(Extracted data entries)

------------

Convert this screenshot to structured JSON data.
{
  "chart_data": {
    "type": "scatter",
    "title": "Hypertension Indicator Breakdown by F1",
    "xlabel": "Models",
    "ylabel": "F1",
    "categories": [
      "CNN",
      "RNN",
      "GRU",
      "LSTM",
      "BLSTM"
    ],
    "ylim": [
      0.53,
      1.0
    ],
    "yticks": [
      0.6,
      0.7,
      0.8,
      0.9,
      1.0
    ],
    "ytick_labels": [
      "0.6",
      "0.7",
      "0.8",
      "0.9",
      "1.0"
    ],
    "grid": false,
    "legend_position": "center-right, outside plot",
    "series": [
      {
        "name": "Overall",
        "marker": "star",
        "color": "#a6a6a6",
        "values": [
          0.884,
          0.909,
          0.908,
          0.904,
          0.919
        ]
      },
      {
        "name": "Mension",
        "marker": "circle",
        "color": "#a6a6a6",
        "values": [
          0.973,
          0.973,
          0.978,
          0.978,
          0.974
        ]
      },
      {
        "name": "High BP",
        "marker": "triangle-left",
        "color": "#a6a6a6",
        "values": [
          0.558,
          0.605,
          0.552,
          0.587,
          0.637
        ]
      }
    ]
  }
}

------------

▶ Description of the task: Reply with nothing but the number of lines in the data above that contain "name".

▶ The result: 3